WORK TO COMPLETE: Below are some entries. Return exactly the lines from the one with "What's the underlying" through the final line, leaving out any pictures.

PROVIDED ENTRIES:
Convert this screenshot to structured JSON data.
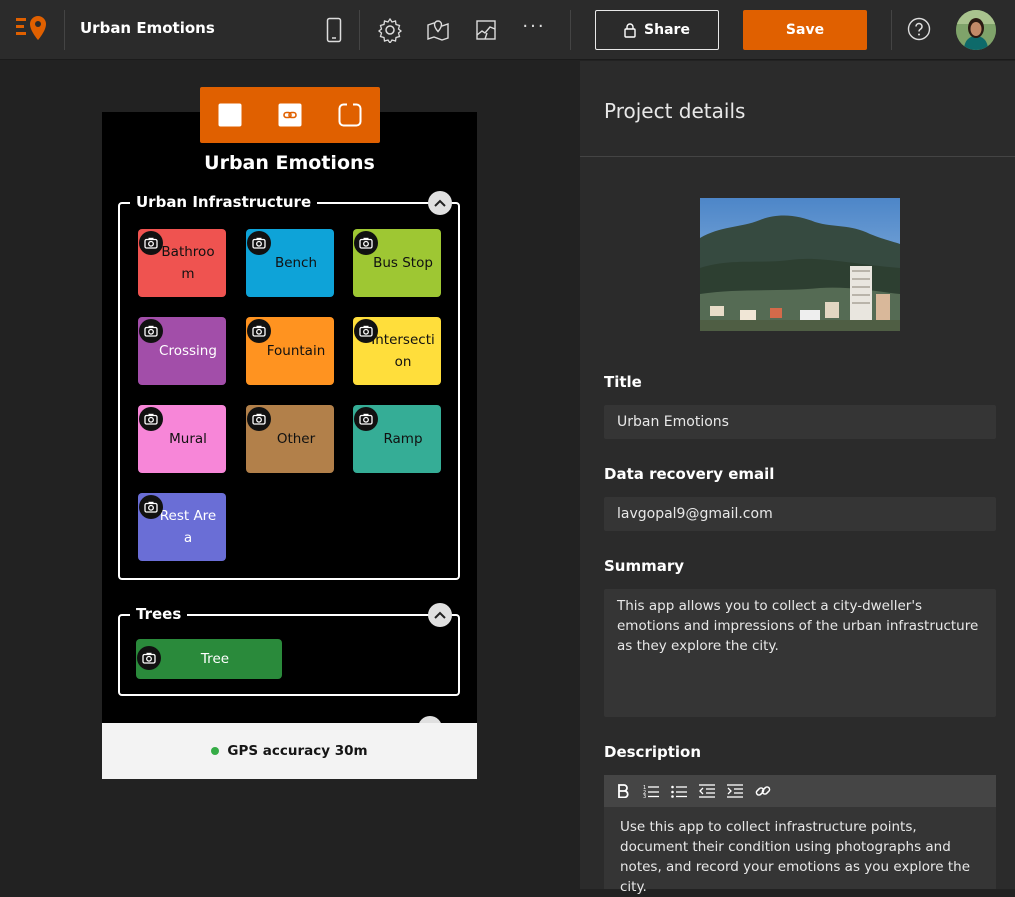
{
  "header": {
    "app_title": "Urban Emotions",
    "icons": [
      "logo-icon",
      "phone-preview-icon",
      "settings-gear-icon",
      "map-icon",
      "map-area-icon",
      "more-icon"
    ],
    "more_label": "···",
    "share_label": "Share",
    "save_label": "Save",
    "accent_color": "#e06000"
  },
  "preview": {
    "toolbar_icons": [
      "square-icon",
      "link-icon",
      "rounded-frame-icon"
    ],
    "form_title": "Urban Emotions",
    "groups": [
      {
        "label": "Urban Infrastructure",
        "items": [
          {
            "label": "Bathroom",
            "color": "#ef5350"
          },
          {
            "label": "Bench",
            "color": "#0ea3d8"
          },
          {
            "label": "Bus Stop",
            "color": "#9ec733"
          },
          {
            "label": "Crossing",
            "color": "#a24ea9"
          },
          {
            "label": "Fountain",
            "color": "#ff9320"
          },
          {
            "label": "Intersection",
            "color": "#ffde3b"
          },
          {
            "label": "Mural",
            "color": "#f786d8"
          },
          {
            "label": "Other",
            "color": "#b2804a"
          },
          {
            "label": "Ramp",
            "color": "#35ad96"
          },
          {
            "label": "Rest Area",
            "color": "#6a6ed6"
          }
        ]
      },
      {
        "label": "Trees",
        "items": [
          {
            "label": "Tree",
            "color": "#2a8a3b"
          }
        ]
      }
    ],
    "gps_text": "GPS accuracy 30m",
    "gps_color": "#35ac46"
  },
  "panel": {
    "title": "Project details",
    "title_label": "Title",
    "title_value": "Urban Emotions",
    "email_label": "Data recovery email",
    "email_value": "lavgopal9@gmail.com",
    "summary_label": "Summary",
    "summary_value": "This app allows you to collect a city-dweller's emotions and impressions of the urban infrastructure as they explore the city.",
    "description_label": "Description",
    "rte_icons": [
      "bold-icon",
      "numbered-list-icon",
      "bullet-list-icon",
      "outdent-icon",
      "indent-icon",
      "link-icon"
    ],
    "description_value": "Use this app to collect infrastructure points, document their condition using photographs and notes, and record your emotions as you explore the city."
  }
}
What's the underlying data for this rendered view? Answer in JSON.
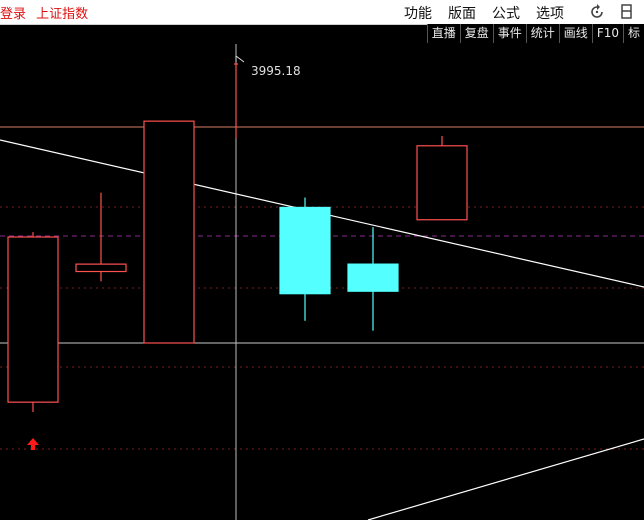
{
  "app": {
    "login_text": "登录",
    "index_name": "上证指数"
  },
  "menu": [
    {
      "label": "功能"
    },
    {
      "label": "版面"
    },
    {
      "label": "公式"
    },
    {
      "label": "选项"
    }
  ],
  "window_icons": [
    "refresh-icon",
    "restore-window-icon"
  ],
  "toolbar": [
    {
      "label": "直播"
    },
    {
      "label": "复盘"
    },
    {
      "label": "事件"
    },
    {
      "label": "统计"
    },
    {
      "label": "画线"
    },
    {
      "label": "F10"
    },
    {
      "label": "标"
    }
  ],
  "chart_data": {
    "type": "candlestick",
    "high_marker": "3995.18",
    "colors": {
      "up": "#ff5050",
      "down": "#54ffff",
      "grid": "#8a1c1c",
      "trendline": "#ffffff"
    },
    "candles": [
      {
        "open": 3858,
        "close": 3925,
        "high": 3927,
        "low": 3854,
        "color": "up"
      },
      {
        "open": 3911,
        "close": 3914,
        "high": 3943,
        "low": 3907,
        "color": "up"
      },
      {
        "open": 3882,
        "close": 3972,
        "high": 3972,
        "low": 3882,
        "color": "up"
      },
      {
        "open": 3995.18,
        "close": 3995.18,
        "high": 3995.18,
        "low": 3965,
        "color": "doji"
      },
      {
        "open": 3937,
        "close": 3902,
        "high": 3941,
        "low": 3891,
        "color": "down"
      },
      {
        "open": 3914,
        "close": 3903,
        "high": 3929,
        "low": 3887,
        "color": "down"
      },
      {
        "open": 3962,
        "close": 3932,
        "high": 3966,
        "low": 3932,
        "color": "up"
      }
    ],
    "buy_signal_candle": 0
  }
}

WORKED ANSWER:
What's the underlying data for this rendered view? Answer in JSON.
{
  "app": {
    "login_text": "登录",
    "index_name": "上证指数"
  },
  "menu": [
    {
      "label": "功能"
    },
    {
      "label": "版面"
    },
    {
      "label": "公式"
    },
    {
      "label": "选项"
    }
  ],
  "window_icons": [
    "refresh-icon",
    "restore-window-icon"
  ],
  "toolbar": [
    {
      "label": "直播"
    },
    {
      "label": "复盘"
    },
    {
      "label": "事件"
    },
    {
      "label": "统计"
    },
    {
      "label": "画线"
    },
    {
      "label": "F10"
    },
    {
      "label": "标"
    }
  ],
  "chart_data": {
    "type": "candlestick",
    "high_marker": "3995.18",
    "colors": {
      "up": "#ff5050",
      "down": "#54ffff",
      "grid": "#8a1c1c",
      "trendline": "#ffffff"
    },
    "candles": [
      {
        "open": 3858,
        "close": 3925,
        "high": 3927,
        "low": 3854,
        "color": "up"
      },
      {
        "open": 3911,
        "close": 3914,
        "high": 3943,
        "low": 3907,
        "color": "up"
      },
      {
        "open": 3882,
        "close": 3972,
        "high": 3972,
        "low": 3882,
        "color": "up"
      },
      {
        "open": 3995.18,
        "close": 3995.18,
        "high": 3995.18,
        "low": 3965,
        "color": "doji"
      },
      {
        "open": 3937,
        "close": 3902,
        "high": 3941,
        "low": 3891,
        "color": "down"
      },
      {
        "open": 3914,
        "close": 3903,
        "high": 3929,
        "low": 3887,
        "color": "down"
      },
      {
        "open": 3962,
        "close": 3932,
        "high": 3966,
        "low": 3932,
        "color": "up"
      }
    ],
    "buy_signal_candle": 0
  }
}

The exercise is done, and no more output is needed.